GIVEN PROBLEM:
Produce a word-for-word copy of the listing below without its pictures.

RECORDS SUPPLIED:
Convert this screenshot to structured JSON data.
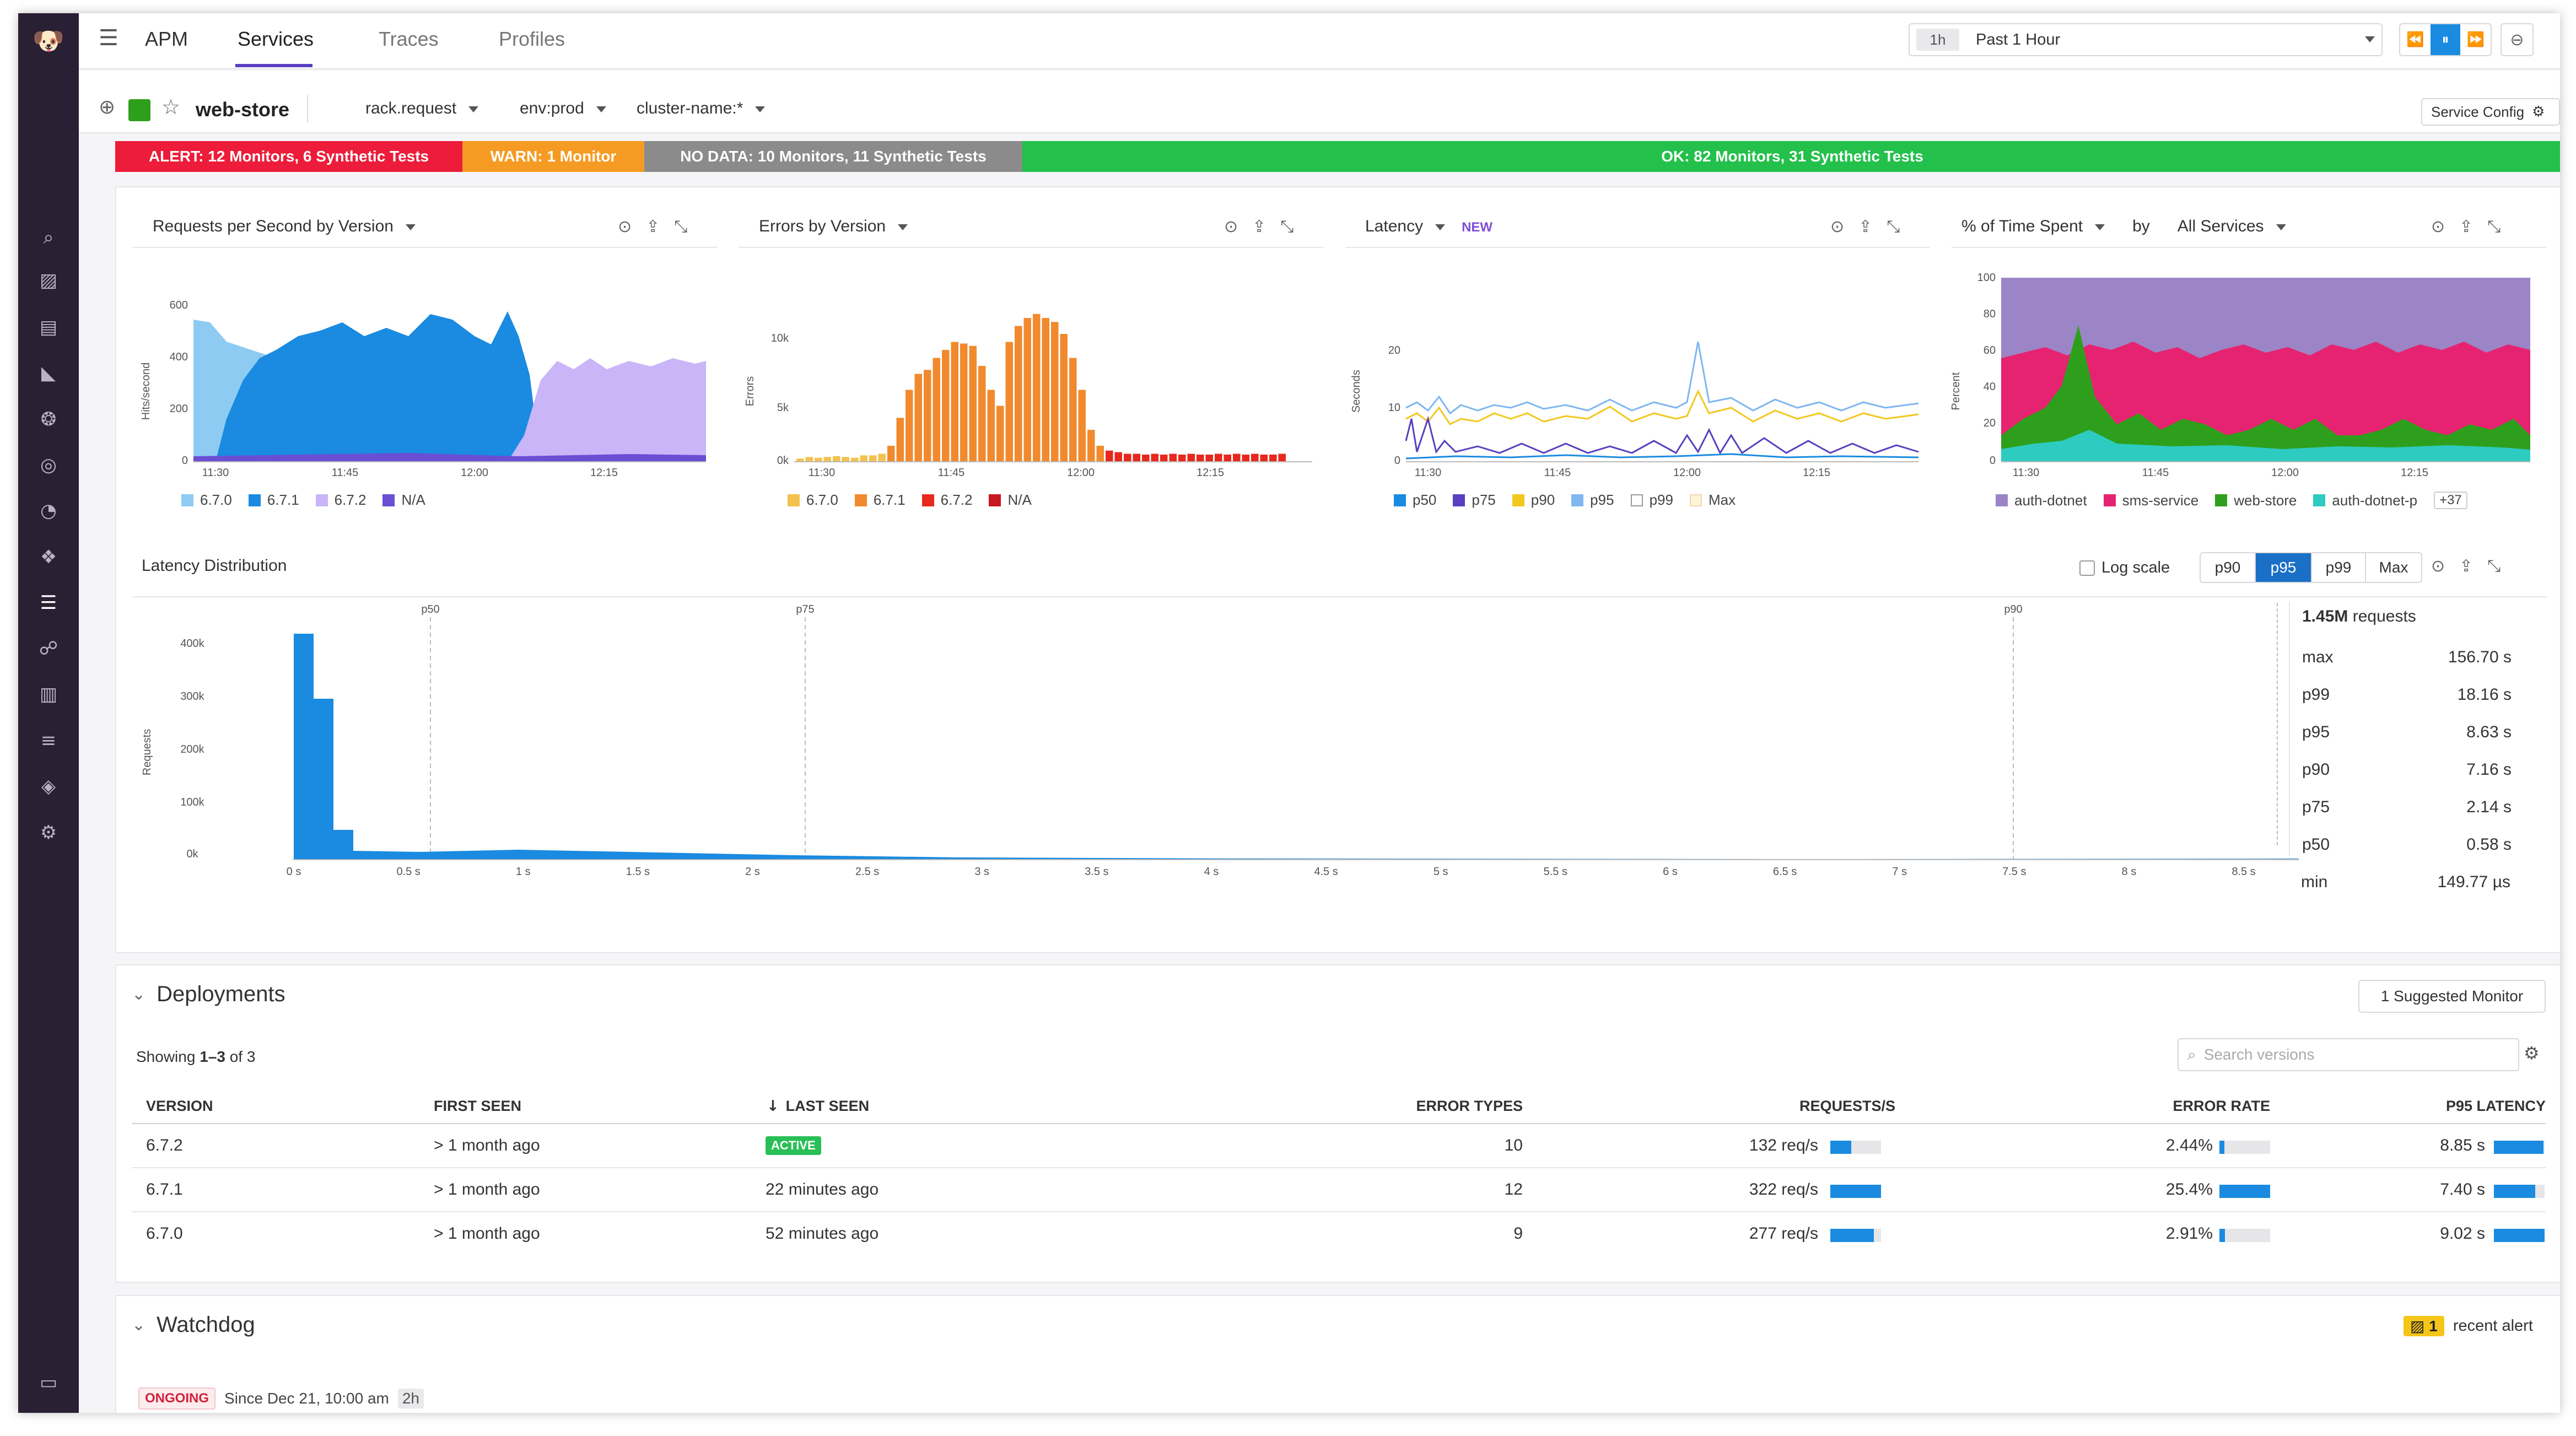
{
  "nav": {
    "app_title": "APM",
    "tabs": [
      "Services",
      "Traces",
      "Profiles"
    ]
  },
  "timepicker": {
    "short": "1h",
    "label": "Past 1 Hour"
  },
  "service": {
    "name": "web-store",
    "selectors": [
      "rack.request",
      "env:prod",
      "cluster-name:*"
    ],
    "config_button": "Service Config"
  },
  "status": {
    "alert": "ALERT: 12 Monitors, 6 Synthetic Tests",
    "warn": "WARN: 1 Monitor",
    "nodata": "NO DATA: 10 Monitors, 11 Synthetic Tests",
    "ok": "OK: 82 Monitors, 31 Synthetic Tests",
    "colors": {
      "alert": "#ec1c3a",
      "warn": "#f59b23",
      "nodata": "#8b8b8b",
      "ok": "#23c04b"
    }
  },
  "charts": {
    "rps": {
      "title": "Requests per Second by Version",
      "ylabel": "Hits/second",
      "yticks": [
        "600",
        "400",
        "200",
        "0"
      ],
      "xticks": [
        "11:30",
        "11:45",
        "12:00",
        "12:15"
      ],
      "legend": [
        "6.7.0",
        "6.7.1",
        "6.7.2",
        "N/A"
      ],
      "colors": [
        "#8ecbf3",
        "#1a8be0",
        "#c9b5f7",
        "#6a4ed4"
      ]
    },
    "errors": {
      "title": "Errors by Version",
      "ylabel": "Errors",
      "yticks": [
        "10k",
        "5k",
        "0k"
      ],
      "xticks": [
        "11:30",
        "11:45",
        "12:00",
        "12:15"
      ],
      "legend": [
        "6.7.0",
        "6.7.1",
        "6.7.2",
        "N/A"
      ],
      "colors": [
        "#f2c14e",
        "#f18a2e",
        "#e8281c",
        "#c81720"
      ]
    },
    "latency": {
      "title": "Latency",
      "badge": "NEW",
      "ylabel": "Seconds",
      "yticks": [
        "20",
        "10",
        "0"
      ],
      "xticks": [
        "11:30",
        "11:45",
        "12:00",
        "12:15"
      ],
      "legend": [
        "p50",
        "p75",
        "p90",
        "p95",
        "p99",
        "Max"
      ],
      "colors": [
        "#1a8be0",
        "#5a3fc0",
        "#f2c81f",
        "#7fb7f0",
        "#ffffff",
        "#fdf3d8"
      ]
    },
    "time_spent": {
      "title": "% of Time Spent",
      "by_label": "by",
      "scope": "All Services",
      "ylabel": "Percent",
      "yticks": [
        "100",
        "80",
        "60",
        "40",
        "20",
        "0"
      ],
      "xticks": [
        "11:30",
        "11:45",
        "12:00",
        "12:15"
      ],
      "legend": [
        "auth-dotnet",
        "sms-service",
        "web-store",
        "auth-dotnet-p"
      ],
      "more": "+37",
      "colors": [
        "#9b85c6",
        "#e62370",
        "#2e9f1c",
        "#2ecbc0"
      ]
    }
  },
  "latency_dist": {
    "title": "Latency Distribution",
    "log_scale": "Log scale",
    "pbuttons": [
      "p90",
      "p95",
      "p99",
      "Max"
    ],
    "active": "p95",
    "markers": [
      "p50",
      "p75",
      "p90",
      "p95"
    ],
    "yticks": [
      "400k",
      "300k",
      "200k",
      "100k",
      "0k"
    ],
    "ylabel": "Requests",
    "xticks": [
      "0 s",
      "0.5 s",
      "1 s",
      "1.5 s",
      "2 s",
      "2.5 s",
      "3 s",
      "3.5 s",
      "4 s",
      "4.5 s",
      "5 s",
      "5.5 s",
      "6 s",
      "6.5 s",
      "7 s",
      "7.5 s",
      "8 s",
      "8.5 s"
    ],
    "total_value": "1.45M",
    "total_label": "requests",
    "stats": [
      {
        "label": "max",
        "value": "156.70 s"
      },
      {
        "label": "p99",
        "value": "18.16 s"
      },
      {
        "label": "p95",
        "value": "8.63 s"
      },
      {
        "label": "p90",
        "value": "7.16 s"
      },
      {
        "label": "p75",
        "value": "2.14 s"
      },
      {
        "label": "p50",
        "value": "0.58 s"
      },
      {
        "label": "min",
        "value": "149.77 µs"
      }
    ]
  },
  "deployments": {
    "title": "Deployments",
    "suggested": "1 Suggested Monitor",
    "showing_prefix": "Showing",
    "showing_range": "1–3",
    "showing_suffix": "of 3",
    "search_placeholder": "Search versions",
    "columns": [
      "VERSION",
      "FIRST SEEN",
      "LAST SEEN",
      "ERROR TYPES",
      "REQUESTS/S",
      "ERROR RATE",
      "P95 LATENCY"
    ],
    "rows": [
      {
        "version": "6.7.2",
        "first_seen": "> 1 month ago",
        "last_seen": "ACTIVE",
        "error_types": "10",
        "requests": "132 req/s",
        "requests_frac": 0.41,
        "error_rate": "2.44%",
        "error_frac": 0.1,
        "p95": "8.85 s",
        "p95_frac": 0.98
      },
      {
        "version": "6.7.1",
        "first_seen": "> 1 month ago",
        "last_seen": "22 minutes ago",
        "error_types": "12",
        "requests": "322 req/s",
        "requests_frac": 1.0,
        "error_rate": "25.4%",
        "error_frac": 1.0,
        "p95": "7.40 s",
        "p95_frac": 0.82
      },
      {
        "version": "6.7.0",
        "first_seen": "> 1 month ago",
        "last_seen": "52 minutes ago",
        "error_types": "9",
        "requests": "277 req/s",
        "requests_frac": 0.86,
        "error_rate": "2.91%",
        "error_frac": 0.11,
        "p95": "9.02 s",
        "p95_frac": 1.0
      }
    ]
  },
  "watchdog": {
    "title": "Watchdog",
    "alert_count": "1",
    "alert_label": "recent alert",
    "status": "ONGOING",
    "since": "Since Dec 21, 10:00 am",
    "duration": "2h"
  }
}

RESULT FOR THIS TASK:
Convert this screenshot to structured JSON data.
{
  "nav": {
    "app_title": "APM",
    "tabs": [
      "Services",
      "Traces",
      "Profiles"
    ]
  },
  "timepicker": {
    "short": "1h",
    "label": "Past 1 Hour"
  },
  "service": {
    "name": "web-store",
    "selectors": [
      "rack.request",
      "env:prod",
      "cluster-name:*"
    ],
    "config_button": "Service Config"
  },
  "status": {
    "alert": "ALERT: 12 Monitors, 6 Synthetic Tests",
    "warn": "WARN: 1 Monitor",
    "nodata": "NO DATA: 10 Monitors, 11 Synthetic Tests",
    "ok": "OK: 82 Monitors, 31 Synthetic Tests",
    "colors": {
      "alert": "#ec1c3a",
      "warn": "#f59b23",
      "nodata": "#8b8b8b",
      "ok": "#23c04b"
    }
  },
  "charts": {
    "rps": {
      "title": "Requests per Second by Version",
      "ylabel": "Hits/second",
      "yticks": [
        "600",
        "400",
        "200",
        "0"
      ],
      "xticks": [
        "11:30",
        "11:45",
        "12:00",
        "12:15"
      ],
      "legend": [
        "6.7.0",
        "6.7.1",
        "6.7.2",
        "N/A"
      ],
      "colors": [
        "#8ecbf3",
        "#1a8be0",
        "#c9b5f7",
        "#6a4ed4"
      ]
    },
    "errors": {
      "title": "Errors by Version",
      "ylabel": "Errors",
      "yticks": [
        "10k",
        "5k",
        "0k"
      ],
      "xticks": [
        "11:30",
        "11:45",
        "12:00",
        "12:15"
      ],
      "legend": [
        "6.7.0",
        "6.7.1",
        "6.7.2",
        "N/A"
      ],
      "colors": [
        "#f2c14e",
        "#f18a2e",
        "#e8281c",
        "#c81720"
      ]
    },
    "latency": {
      "title": "Latency",
      "badge": "NEW",
      "ylabel": "Seconds",
      "yticks": [
        "20",
        "10",
        "0"
      ],
      "xticks": [
        "11:30",
        "11:45",
        "12:00",
        "12:15"
      ],
      "legend": [
        "p50",
        "p75",
        "p90",
        "p95",
        "p99",
        "Max"
      ],
      "colors": [
        "#1a8be0",
        "#5a3fc0",
        "#f2c81f",
        "#7fb7f0",
        "#ffffff",
        "#fdf3d8"
      ]
    },
    "time_spent": {
      "title": "% of Time Spent",
      "by_label": "by",
      "scope": "All Services",
      "ylabel": "Percent",
      "yticks": [
        "100",
        "80",
        "60",
        "40",
        "20",
        "0"
      ],
      "xticks": [
        "11:30",
        "11:45",
        "12:00",
        "12:15"
      ],
      "legend": [
        "auth-dotnet",
        "sms-service",
        "web-store",
        "auth-dotnet-p"
      ],
      "more": "+37",
      "colors": [
        "#9b85c6",
        "#e62370",
        "#2e9f1c",
        "#2ecbc0"
      ]
    }
  },
  "latency_dist": {
    "title": "Latency Distribution",
    "log_scale": "Log scale",
    "pbuttons": [
      "p90",
      "p95",
      "p99",
      "Max"
    ],
    "active": "p95",
    "markers": [
      "p50",
      "p75",
      "p90",
      "p95"
    ],
    "yticks": [
      "400k",
      "300k",
      "200k",
      "100k",
      "0k"
    ],
    "ylabel": "Requests",
    "xticks": [
      "0 s",
      "0.5 s",
      "1 s",
      "1.5 s",
      "2 s",
      "2.5 s",
      "3 s",
      "3.5 s",
      "4 s",
      "4.5 s",
      "5 s",
      "5.5 s",
      "6 s",
      "6.5 s",
      "7 s",
      "7.5 s",
      "8 s",
      "8.5 s"
    ],
    "total_value": "1.45M",
    "total_label": "requests",
    "stats": [
      {
        "label": "max",
        "value": "156.70 s"
      },
      {
        "label": "p99",
        "value": "18.16 s"
      },
      {
        "label": "p95",
        "value": "8.63 s"
      },
      {
        "label": "p90",
        "value": "7.16 s"
      },
      {
        "label": "p75",
        "value": "2.14 s"
      },
      {
        "label": "p50",
        "value": "0.58 s"
      },
      {
        "label": "min",
        "value": "149.77 µs"
      }
    ]
  },
  "deployments": {
    "title": "Deployments",
    "suggested": "1 Suggested Monitor",
    "showing_prefix": "Showing",
    "showing_range": "1–3",
    "showing_suffix": "of 3",
    "search_placeholder": "Search versions",
    "columns": [
      "VERSION",
      "FIRST SEEN",
      "LAST SEEN",
      "ERROR TYPES",
      "REQUESTS/S",
      "ERROR RATE",
      "P95 LATENCY"
    ],
    "rows": [
      {
        "version": "6.7.2",
        "first_seen": "> 1 month ago",
        "last_seen": "ACTIVE",
        "error_types": "10",
        "requests": "132 req/s",
        "requests_frac": 0.41,
        "error_rate": "2.44%",
        "error_frac": 0.1,
        "p95": "8.85 s",
        "p95_frac": 0.98
      },
      {
        "version": "6.7.1",
        "first_seen": "> 1 month ago",
        "last_seen": "22 minutes ago",
        "error_types": "12",
        "requests": "322 req/s",
        "requests_frac": 1.0,
        "error_rate": "25.4%",
        "error_frac": 1.0,
        "p95": "7.40 s",
        "p95_frac": 0.82
      },
      {
        "version": "6.7.0",
        "first_seen": "> 1 month ago",
        "last_seen": "52 minutes ago",
        "error_types": "9",
        "requests": "277 req/s",
        "requests_frac": 0.86,
        "error_rate": "2.91%",
        "error_frac": 0.11,
        "p95": "9.02 s",
        "p95_frac": 1.0
      }
    ]
  },
  "watchdog": {
    "title": "Watchdog",
    "alert_count": "1",
    "alert_label": "recent alert",
    "status": "ONGOING",
    "since": "Since Dec 21, 10:00 am",
    "duration": "2h"
  }
}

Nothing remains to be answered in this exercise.